> What the exercise asks
Reproduce every entry in the listing without alteration.

> Material supplied
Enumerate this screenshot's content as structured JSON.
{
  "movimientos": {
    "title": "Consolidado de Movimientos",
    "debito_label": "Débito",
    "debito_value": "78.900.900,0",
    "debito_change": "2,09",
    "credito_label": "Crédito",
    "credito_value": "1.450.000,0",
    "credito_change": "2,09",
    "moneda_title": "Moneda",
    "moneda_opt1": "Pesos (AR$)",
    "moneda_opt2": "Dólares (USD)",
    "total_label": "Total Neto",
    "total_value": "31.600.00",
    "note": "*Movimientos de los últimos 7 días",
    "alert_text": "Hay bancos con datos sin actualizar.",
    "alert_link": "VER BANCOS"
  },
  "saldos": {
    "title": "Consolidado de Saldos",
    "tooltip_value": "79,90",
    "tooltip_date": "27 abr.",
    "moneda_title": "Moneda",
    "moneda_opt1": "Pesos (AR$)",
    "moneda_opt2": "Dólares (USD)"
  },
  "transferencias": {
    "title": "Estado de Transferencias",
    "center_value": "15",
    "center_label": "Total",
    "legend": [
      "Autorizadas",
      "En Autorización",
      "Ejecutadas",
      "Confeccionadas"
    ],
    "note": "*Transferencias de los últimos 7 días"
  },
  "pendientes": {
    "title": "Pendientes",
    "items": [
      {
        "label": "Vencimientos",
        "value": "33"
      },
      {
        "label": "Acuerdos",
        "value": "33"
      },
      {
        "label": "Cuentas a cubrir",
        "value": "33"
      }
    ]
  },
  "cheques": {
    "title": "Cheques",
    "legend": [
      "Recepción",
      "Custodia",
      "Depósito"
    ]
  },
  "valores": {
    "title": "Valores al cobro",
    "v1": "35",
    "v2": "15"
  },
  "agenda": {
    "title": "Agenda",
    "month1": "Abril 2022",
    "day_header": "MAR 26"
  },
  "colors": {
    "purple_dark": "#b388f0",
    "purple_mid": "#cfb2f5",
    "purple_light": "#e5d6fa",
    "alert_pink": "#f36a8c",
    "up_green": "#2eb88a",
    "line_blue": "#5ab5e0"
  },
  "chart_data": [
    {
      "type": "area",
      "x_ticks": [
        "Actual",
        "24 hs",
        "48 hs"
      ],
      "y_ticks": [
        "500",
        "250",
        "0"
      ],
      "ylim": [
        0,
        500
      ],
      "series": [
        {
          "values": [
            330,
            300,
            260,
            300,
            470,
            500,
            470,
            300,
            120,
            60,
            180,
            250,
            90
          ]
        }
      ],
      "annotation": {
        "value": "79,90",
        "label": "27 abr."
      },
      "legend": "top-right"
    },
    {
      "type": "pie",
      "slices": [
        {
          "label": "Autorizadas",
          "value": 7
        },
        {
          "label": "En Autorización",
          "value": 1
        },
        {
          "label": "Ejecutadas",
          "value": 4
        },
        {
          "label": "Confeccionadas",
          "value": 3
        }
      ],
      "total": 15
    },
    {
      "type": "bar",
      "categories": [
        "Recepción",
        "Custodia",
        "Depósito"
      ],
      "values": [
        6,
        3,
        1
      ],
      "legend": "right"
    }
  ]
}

> Final result
Enumerate this screenshot's content as structured JSON.
{
  "movimientos": {
    "title": "Consolidado de Movimientos",
    "debito_label": "Débito",
    "debito_value": "78.900.900,0",
    "debito_change": "2,09",
    "credito_label": "Crédito",
    "credito_value": "1.450.000,0",
    "credito_change": "2,09",
    "moneda_title": "Moneda",
    "moneda_opt1": "Pesos (AR$)",
    "moneda_opt2": "Dólares (USD)",
    "total_label": "Total Neto",
    "total_value": "31.600.00",
    "note": "*Movimientos de los últimos 7 días",
    "alert_text": "Hay bancos con datos sin actualizar.",
    "alert_link": "VER BANCOS"
  },
  "saldos": {
    "title": "Consolidado de Saldos",
    "tooltip_value": "79,90",
    "tooltip_date": "27 abr.",
    "moneda_title": "Moneda",
    "moneda_opt1": "Pesos (AR$)",
    "moneda_opt2": "Dólares (USD)"
  },
  "transferencias": {
    "title": "Estado de Transferencias",
    "center_value": "15",
    "center_label": "Total",
    "legend": [
      "Autorizadas",
      "En Autorización",
      "Ejecutadas",
      "Confeccionadas"
    ],
    "note": "*Transferencias de los últimos 7 días"
  },
  "pendientes": {
    "title": "Pendientes",
    "items": [
      {
        "label": "Vencimientos",
        "value": "33"
      },
      {
        "label": "Acuerdos",
        "value": "33"
      },
      {
        "label": "Cuentas a cubrir",
        "value": "33"
      }
    ]
  },
  "cheques": {
    "title": "Cheques",
    "legend": [
      "Recepción",
      "Custodia",
      "Depósito"
    ]
  },
  "valores": {
    "title": "Valores al cobro",
    "v1": "35",
    "v2": "15"
  },
  "agenda": {
    "title": "Agenda",
    "month1": "Abril 2022",
    "day_header": "MAR 26"
  },
  "colors": {
    "purple_dark": "#b388f0",
    "purple_mid": "#cfb2f5",
    "purple_light": "#e5d6fa",
    "alert_pink": "#f36a8c",
    "up_green": "#2eb88a",
    "line_blue": "#5ab5e0"
  },
  "chart_data": [
    {
      "type": "area",
      "x_ticks": [
        "Actual",
        "24 hs",
        "48 hs"
      ],
      "y_ticks": [
        "500",
        "250",
        "0"
      ],
      "ylim": [
        0,
        500
      ],
      "series": [
        {
          "values": [
            330,
            300,
            260,
            300,
            470,
            500,
            470,
            300,
            120,
            60,
            180,
            250,
            90
          ]
        }
      ],
      "annotation": {
        "value": "79,90",
        "label": "27 abr."
      },
      "legend": "top-right"
    },
    {
      "type": "pie",
      "slices": [
        {
          "label": "Autorizadas",
          "value": 7
        },
        {
          "label": "En Autorización",
          "value": 1
        },
        {
          "label": "Ejecutadas",
          "value": 4
        },
        {
          "label": "Confeccionadas",
          "value": 3
        }
      ],
      "total": 15
    },
    {
      "type": "bar",
      "categories": [
        "Recepción",
        "Custodia",
        "Depósito"
      ],
      "values": [
        6,
        3,
        1
      ],
      "legend": "right"
    }
  ]
}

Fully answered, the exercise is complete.